SET TASK » Return every record below exactly as written, but leave out the pictures.

TASK MATERIAL »
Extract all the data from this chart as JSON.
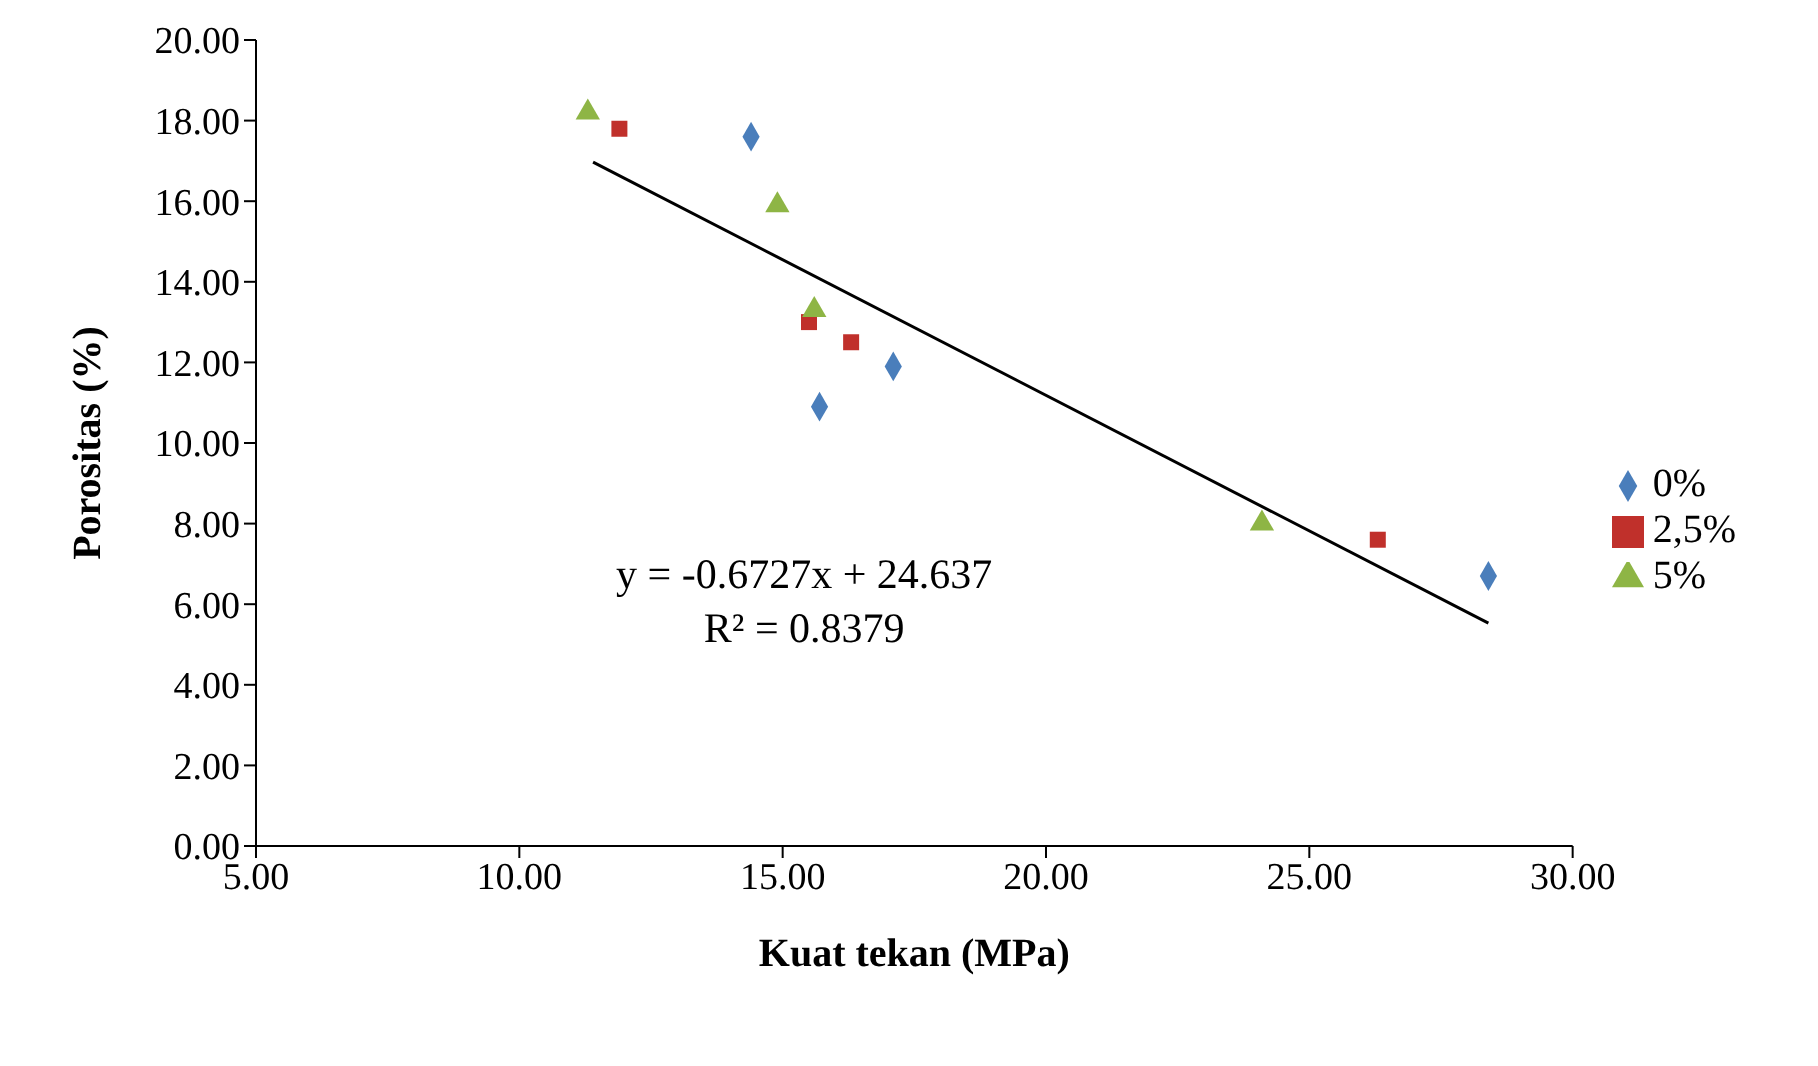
{
  "chart_data": {
    "type": "scatter",
    "xlabel": "Kuat tekan (MPa)",
    "ylabel": "Porositas (%)",
    "xlim": [
      5,
      30
    ],
    "xticks": [
      {
        "value": 5,
        "label": "5.00"
      },
      {
        "value": 10,
        "label": "10.00"
      },
      {
        "value": 15,
        "label": "15.00"
      },
      {
        "value": 20,
        "label": "20.00"
      },
      {
        "value": 25,
        "label": "25.00"
      },
      {
        "value": 30,
        "label": "30.00"
      }
    ],
    "ylim": [
      0,
      20
    ],
    "yticks": [
      {
        "value": 0,
        "label": "0.00"
      },
      {
        "value": 2,
        "label": "2.00"
      },
      {
        "value": 4,
        "label": "4.00"
      },
      {
        "value": 6,
        "label": "6.00"
      },
      {
        "value": 8,
        "label": "8.00"
      },
      {
        "value": 10,
        "label": "10.00"
      },
      {
        "value": 12,
        "label": "12.00"
      },
      {
        "value": 14,
        "label": "14.00"
      },
      {
        "value": 16,
        "label": "16.00"
      },
      {
        "value": 18,
        "label": "18.00"
      },
      {
        "value": 20,
        "label": "20.00"
      }
    ],
    "grid": false,
    "legend": "right",
    "series": [
      {
        "name": "0%",
        "color": "#4a7ebb",
        "marker": "diamond",
        "x": [
          14.4,
          15.7,
          17.1,
          28.4
        ],
        "values": [
          17.6,
          10.9,
          11.9,
          6.7
        ]
      },
      {
        "name": "2,5%",
        "color": "#c0302b",
        "marker": "square",
        "x": [
          11.9,
          15.5,
          16.3,
          26.3
        ],
        "values": [
          17.8,
          13.0,
          12.5,
          7.6
        ]
      },
      {
        "name": "5%",
        "color": "#8eb545",
        "marker": "triangle",
        "x": [
          11.3,
          14.9,
          15.6,
          24.1
        ],
        "values": [
          18.2,
          15.9,
          13.3,
          8.0
        ]
      },
      {
        "type": "line",
        "color": "#000000",
        "marker": "none",
        "x": [
          11.4,
          28.4
        ],
        "values": [
          16.97,
          5.53
        ]
      }
    ],
    "annotations": [
      "y = -0.6727x + 24.637",
      "R² = 0.8379"
    ]
  }
}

SOLUTION FOR THIS PROBLEM »
Extract all the data from this chart as JSON.
{
  "chart_data": {
    "type": "scatter",
    "xlabel": "Kuat tekan (MPa)",
    "ylabel": "Porositas (%)",
    "xlim": [
      5,
      30
    ],
    "xticks": [
      {
        "value": 5,
        "label": "5.00"
      },
      {
        "value": 10,
        "label": "10.00"
      },
      {
        "value": 15,
        "label": "15.00"
      },
      {
        "value": 20,
        "label": "20.00"
      },
      {
        "value": 25,
        "label": "25.00"
      },
      {
        "value": 30,
        "label": "30.00"
      }
    ],
    "ylim": [
      0,
      20
    ],
    "yticks": [
      {
        "value": 0,
        "label": "0.00"
      },
      {
        "value": 2,
        "label": "2.00"
      },
      {
        "value": 4,
        "label": "4.00"
      },
      {
        "value": 6,
        "label": "6.00"
      },
      {
        "value": 8,
        "label": "8.00"
      },
      {
        "value": 10,
        "label": "10.00"
      },
      {
        "value": 12,
        "label": "12.00"
      },
      {
        "value": 14,
        "label": "14.00"
      },
      {
        "value": 16,
        "label": "16.00"
      },
      {
        "value": 18,
        "label": "18.00"
      },
      {
        "value": 20,
        "label": "20.00"
      }
    ],
    "grid": false,
    "legend": "right",
    "series": [
      {
        "name": "0%",
        "color": "#4a7ebb",
        "marker": "diamond",
        "x": [
          14.4,
          15.7,
          17.1,
          28.4
        ],
        "values": [
          17.6,
          10.9,
          11.9,
          6.7
        ]
      },
      {
        "name": "2,5%",
        "color": "#c0302b",
        "marker": "square",
        "x": [
          11.9,
          15.5,
          16.3,
          26.3
        ],
        "values": [
          17.8,
          13.0,
          12.5,
          7.6
        ]
      },
      {
        "name": "5%",
        "color": "#8eb545",
        "marker": "triangle",
        "x": [
          11.3,
          14.9,
          15.6,
          24.1
        ],
        "values": [
          18.2,
          15.9,
          13.3,
          8.0
        ]
      },
      {
        "type": "line",
        "color": "#000000",
        "marker": "none",
        "x": [
          11.4,
          28.4
        ],
        "values": [
          16.97,
          5.53
        ]
      }
    ],
    "annotations": [
      "y = -0.6727x + 24.637",
      "R² = 0.8379"
    ]
  }
}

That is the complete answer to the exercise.